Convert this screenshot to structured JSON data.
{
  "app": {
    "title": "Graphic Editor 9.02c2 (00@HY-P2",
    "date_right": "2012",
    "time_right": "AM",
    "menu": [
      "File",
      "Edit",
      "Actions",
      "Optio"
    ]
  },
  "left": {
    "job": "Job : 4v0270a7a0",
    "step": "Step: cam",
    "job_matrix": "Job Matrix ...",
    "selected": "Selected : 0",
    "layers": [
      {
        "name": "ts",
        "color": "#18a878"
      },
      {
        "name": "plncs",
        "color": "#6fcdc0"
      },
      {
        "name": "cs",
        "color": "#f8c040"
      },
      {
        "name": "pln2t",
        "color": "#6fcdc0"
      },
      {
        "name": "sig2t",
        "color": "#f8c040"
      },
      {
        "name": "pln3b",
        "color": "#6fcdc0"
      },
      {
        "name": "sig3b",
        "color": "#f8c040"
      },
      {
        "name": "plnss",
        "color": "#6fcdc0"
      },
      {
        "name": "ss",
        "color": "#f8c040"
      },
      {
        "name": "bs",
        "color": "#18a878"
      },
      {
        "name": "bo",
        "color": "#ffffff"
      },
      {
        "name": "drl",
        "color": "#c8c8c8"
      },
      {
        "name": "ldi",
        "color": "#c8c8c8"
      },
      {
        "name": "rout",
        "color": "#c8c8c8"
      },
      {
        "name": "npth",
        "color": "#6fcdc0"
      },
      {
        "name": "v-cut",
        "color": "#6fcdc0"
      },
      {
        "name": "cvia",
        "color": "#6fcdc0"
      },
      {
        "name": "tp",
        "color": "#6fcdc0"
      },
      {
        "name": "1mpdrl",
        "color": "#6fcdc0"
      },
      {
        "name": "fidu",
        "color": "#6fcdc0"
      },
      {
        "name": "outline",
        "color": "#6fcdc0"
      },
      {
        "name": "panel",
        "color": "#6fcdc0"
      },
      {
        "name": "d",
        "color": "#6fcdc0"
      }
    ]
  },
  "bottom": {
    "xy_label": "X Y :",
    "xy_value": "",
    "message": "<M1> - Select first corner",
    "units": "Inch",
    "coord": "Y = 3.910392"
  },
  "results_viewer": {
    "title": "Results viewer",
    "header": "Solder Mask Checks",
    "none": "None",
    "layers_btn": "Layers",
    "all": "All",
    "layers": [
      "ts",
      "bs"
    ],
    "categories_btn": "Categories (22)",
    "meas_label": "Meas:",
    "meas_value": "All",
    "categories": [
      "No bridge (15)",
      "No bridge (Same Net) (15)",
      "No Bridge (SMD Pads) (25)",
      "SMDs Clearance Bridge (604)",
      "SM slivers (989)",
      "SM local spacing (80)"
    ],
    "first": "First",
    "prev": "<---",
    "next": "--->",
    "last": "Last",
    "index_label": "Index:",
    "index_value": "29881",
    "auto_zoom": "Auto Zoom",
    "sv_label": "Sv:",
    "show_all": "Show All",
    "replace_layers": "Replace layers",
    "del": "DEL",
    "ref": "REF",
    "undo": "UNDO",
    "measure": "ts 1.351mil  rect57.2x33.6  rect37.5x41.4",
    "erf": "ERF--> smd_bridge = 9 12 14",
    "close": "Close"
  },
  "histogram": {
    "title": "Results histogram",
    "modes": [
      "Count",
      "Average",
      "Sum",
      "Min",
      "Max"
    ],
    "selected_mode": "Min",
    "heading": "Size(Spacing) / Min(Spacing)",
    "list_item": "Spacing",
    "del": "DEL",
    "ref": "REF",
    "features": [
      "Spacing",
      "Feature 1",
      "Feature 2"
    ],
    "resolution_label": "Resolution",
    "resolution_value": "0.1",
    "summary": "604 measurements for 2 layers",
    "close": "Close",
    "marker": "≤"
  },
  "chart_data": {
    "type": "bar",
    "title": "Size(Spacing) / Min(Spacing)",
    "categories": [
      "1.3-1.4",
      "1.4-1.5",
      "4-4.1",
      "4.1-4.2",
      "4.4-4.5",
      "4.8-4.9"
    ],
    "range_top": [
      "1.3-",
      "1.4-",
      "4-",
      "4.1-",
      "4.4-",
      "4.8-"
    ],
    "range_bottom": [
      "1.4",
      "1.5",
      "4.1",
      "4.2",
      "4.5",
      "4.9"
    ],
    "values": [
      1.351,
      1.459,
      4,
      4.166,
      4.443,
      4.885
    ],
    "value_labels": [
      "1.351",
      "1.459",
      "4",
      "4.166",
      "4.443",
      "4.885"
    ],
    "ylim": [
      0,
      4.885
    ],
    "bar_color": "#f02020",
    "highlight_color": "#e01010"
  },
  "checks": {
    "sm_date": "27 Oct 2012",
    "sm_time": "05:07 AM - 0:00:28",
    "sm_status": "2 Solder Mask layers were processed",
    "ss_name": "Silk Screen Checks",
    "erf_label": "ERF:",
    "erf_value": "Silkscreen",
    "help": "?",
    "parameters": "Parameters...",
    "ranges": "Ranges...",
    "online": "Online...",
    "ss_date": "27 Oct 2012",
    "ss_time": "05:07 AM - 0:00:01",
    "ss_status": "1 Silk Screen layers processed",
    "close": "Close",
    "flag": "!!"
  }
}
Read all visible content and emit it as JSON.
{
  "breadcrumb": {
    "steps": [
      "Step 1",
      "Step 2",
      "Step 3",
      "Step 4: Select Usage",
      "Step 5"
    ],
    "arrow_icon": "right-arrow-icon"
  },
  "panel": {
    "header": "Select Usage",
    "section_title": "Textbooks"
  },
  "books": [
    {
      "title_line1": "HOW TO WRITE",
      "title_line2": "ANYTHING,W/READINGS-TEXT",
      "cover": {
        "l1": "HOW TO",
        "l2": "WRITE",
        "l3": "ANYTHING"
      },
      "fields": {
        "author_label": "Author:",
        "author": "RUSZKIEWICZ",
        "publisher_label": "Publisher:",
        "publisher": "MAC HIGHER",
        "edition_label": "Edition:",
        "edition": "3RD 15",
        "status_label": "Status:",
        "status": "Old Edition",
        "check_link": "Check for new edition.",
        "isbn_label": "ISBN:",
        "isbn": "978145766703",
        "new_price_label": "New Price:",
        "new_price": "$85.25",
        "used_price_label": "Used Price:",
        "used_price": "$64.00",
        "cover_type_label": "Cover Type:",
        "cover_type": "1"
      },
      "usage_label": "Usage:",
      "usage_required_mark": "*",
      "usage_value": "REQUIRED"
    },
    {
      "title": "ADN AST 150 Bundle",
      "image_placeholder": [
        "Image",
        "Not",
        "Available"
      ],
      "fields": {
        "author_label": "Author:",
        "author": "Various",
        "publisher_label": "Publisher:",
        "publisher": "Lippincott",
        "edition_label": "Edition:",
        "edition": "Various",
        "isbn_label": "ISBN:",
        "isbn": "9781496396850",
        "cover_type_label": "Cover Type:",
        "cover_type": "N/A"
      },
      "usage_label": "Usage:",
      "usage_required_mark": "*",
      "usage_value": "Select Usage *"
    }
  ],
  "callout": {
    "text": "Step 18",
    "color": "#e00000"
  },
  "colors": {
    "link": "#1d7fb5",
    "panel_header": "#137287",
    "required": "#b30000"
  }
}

_What you will do:_ Make an exact copy of the listing, including every line.

_Exercise result:_
Convert this screenshot to structured JSON data.
{
  "app": {
    "title": "Graphic Editor 9.02c2 (00@HY-P2",
    "date_right": "2012",
    "time_right": "AM",
    "menu": [
      "File",
      "Edit",
      "Actions",
      "Optio"
    ]
  },
  "left": {
    "job": "Job : 4v0270a7a0",
    "step": "Step: cam",
    "job_matrix": "Job Matrix ...",
    "selected": "Selected : 0",
    "layers": [
      {
        "name": "ts",
        "color": "#18a878"
      },
      {
        "name": "plncs",
        "color": "#6fcdc0"
      },
      {
        "name": "cs",
        "color": "#f8c040"
      },
      {
        "name": "pln2t",
        "color": "#6fcdc0"
      },
      {
        "name": "sig2t",
        "color": "#f8c040"
      },
      {
        "name": "pln3b",
        "color": "#6fcdc0"
      },
      {
        "name": "sig3b",
        "color": "#f8c040"
      },
      {
        "name": "plnss",
        "color": "#6fcdc0"
      },
      {
        "name": "ss",
        "color": "#f8c040"
      },
      {
        "name": "bs",
        "color": "#18a878"
      },
      {
        "name": "bo",
        "color": "#ffffff"
      },
      {
        "name": "drl",
        "color": "#c8c8c8"
      },
      {
        "name": "ldi",
        "color": "#c8c8c8"
      },
      {
        "name": "rout",
        "color": "#c8c8c8"
      },
      {
        "name": "npth",
        "color": "#6fcdc0"
      },
      {
        "name": "v-cut",
        "color": "#6fcdc0"
      },
      {
        "name": "cvia",
        "color": "#6fcdc0"
      },
      {
        "name": "tp",
        "color": "#6fcdc0"
      },
      {
        "name": "1mpdrl",
        "color": "#6fcdc0"
      },
      {
        "name": "fidu",
        "color": "#6fcdc0"
      },
      {
        "name": "outline",
        "color": "#6fcdc0"
      },
      {
        "name": "panel",
        "color": "#6fcdc0"
      },
      {
        "name": "d",
        "color": "#6fcdc0"
      }
    ]
  },
  "bottom": {
    "xy_label": "X Y :",
    "xy_value": "",
    "message": "<M1> - Select first corner",
    "units": "Inch",
    "coord": "Y = 3.910392"
  },
  "results_viewer": {
    "title": "Results viewer",
    "header": "Solder Mask Checks",
    "none": "None",
    "layers_btn": "Layers",
    "all": "All",
    "layers": [
      "ts",
      "bs"
    ],
    "categories_btn": "Categories (22)",
    "meas_label": "Meas:",
    "meas_value": "All",
    "categories": [
      "No bridge (15)",
      "No bridge (Same Net) (15)",
      "No Bridge (SMD Pads) (25)",
      "SMDs Clearance Bridge (604)",
      "SM slivers (989)",
      "SM local spacing (80)"
    ],
    "first": "First",
    "prev": "<---",
    "next": "--->",
    "last": "Last",
    "index_label": "Index:",
    "index_value": "29881",
    "auto_zoom": "Auto Zoom",
    "sv_label": "Sv:",
    "show_all": "Show All",
    "replace_layers": "Replace layers",
    "del": "DEL",
    "ref": "REF",
    "undo": "UNDO",
    "measure": "ts 1.351mil  rect57.2x33.6  rect37.5x41.4",
    "erf": "ERF--> smd_bridge = 9 12 14",
    "close": "Close"
  },
  "histogram": {
    "title": "Results histogram",
    "modes": [
      "Count",
      "Average",
      "Sum",
      "Min",
      "Max"
    ],
    "selected_mode": "Min",
    "heading": "Size(Spacing) / Min(Spacing)",
    "list_item": "Spacing",
    "del": "DEL",
    "ref": "REF",
    "features": [
      "Spacing",
      "Feature 1",
      "Feature 2"
    ],
    "resolution_label": "Resolution",
    "resolution_value": "0.1",
    "summary": "604 measurements for 2 layers",
    "close": "Close",
    "marker": "≤"
  },
  "chart_data": {
    "type": "bar",
    "title": "Size(Spacing) / Min(Spacing)",
    "categories": [
      "1.3-1.4",
      "1.4-1.5",
      "4-4.1",
      "4.1-4.2",
      "4.4-4.5",
      "4.8-4.9"
    ],
    "range_top": [
      "1.3-",
      "1.4-",
      "4-",
      "4.1-",
      "4.4-",
      "4.8-"
    ],
    "range_bottom": [
      "1.4",
      "1.5",
      "4.1",
      "4.2",
      "4.5",
      "4.9"
    ],
    "values": [
      1.351,
      1.459,
      4,
      4.166,
      4.443,
      4.885
    ],
    "value_labels": [
      "1.351",
      "1.459",
      "4",
      "4.166",
      "4.443",
      "4.885"
    ],
    "ylim": [
      0,
      4.885
    ],
    "bar_color": "#f02020",
    "highlight_color": "#e01010"
  },
  "checks": {
    "sm_date": "27 Oct 2012",
    "sm_time": "05:07 AM - 0:00:28",
    "sm_status": "2 Solder Mask layers were processed",
    "ss_name": "Silk Screen Checks",
    "erf_label": "ERF:",
    "erf_value": "Silkscreen",
    "help": "?",
    "parameters": "Parameters...",
    "ranges": "Ranges...",
    "online": "Online...",
    "ss_date": "27 Oct 2012",
    "ss_time": "05:07 AM - 0:00:01",
    "ss_status": "1 Silk Screen layers processed",
    "close": "Close",
    "flag": "!!"
  }
}
Read all visible content and emit it as JSON.
{
  "breadcrumb": {
    "steps": [
      "Step 1",
      "Step 2",
      "Step 3",
      "Step 4: Select Usage",
      "Step 5"
    ],
    "arrow_icon": "right-arrow-icon"
  },
  "panel": {
    "header": "Select Usage",
    "section_title": "Textbooks"
  },
  "books": [
    {
      "title_line1": "HOW TO WRITE",
      "title_line2": "ANYTHING,W/READINGS-TEXT",
      "cover": {
        "l1": "HOW TO",
        "l2": "WRITE",
        "l3": "ANYTHING"
      },
      "fields": {
        "author_label": "Author:",
        "author": "RUSZKIEWICZ",
        "publisher_label": "Publisher:",
        "publisher": "MAC HIGHER",
        "edition_label": "Edition:",
        "edition": "3RD 15",
        "status_label": "Status:",
        "status": "Old Edition",
        "check_link": "Check for new edition.",
        "isbn_label": "ISBN:",
        "isbn": "978145766703",
        "new_price_label": "New Price:",
        "new_price": "$85.25",
        "used_price_label": "Used Price:",
        "used_price": "$64.00",
        "cover_type_label": "Cover Type:",
        "cover_type": "1"
      },
      "usage_label": "Usage:",
      "usage_required_mark": "*",
      "usage_value": "REQUIRED"
    },
    {
      "title": "ADN AST 150 Bundle",
      "image_placeholder": [
        "Image",
        "Not",
        "Available"
      ],
      "fields": {
        "author_label": "Author:",
        "author": "Various",
        "publisher_label": "Publisher:",
        "publisher": "Lippincott",
        "edition_label": "Edition:",
        "edition": "Various",
        "isbn_label": "ISBN:",
        "isbn": "9781496396850",
        "cover_type_label": "Cover Type:",
        "cover_type": "N/A"
      },
      "usage_label": "Usage:",
      "usage_required_mark": "*",
      "usage_value": "Select Usage *"
    }
  ],
  "callout": {
    "text": "Step 18",
    "color": "#e00000"
  },
  "colors": {
    "link": "#1d7fb5",
    "panel_header": "#137287",
    "required": "#b30000"
  }
}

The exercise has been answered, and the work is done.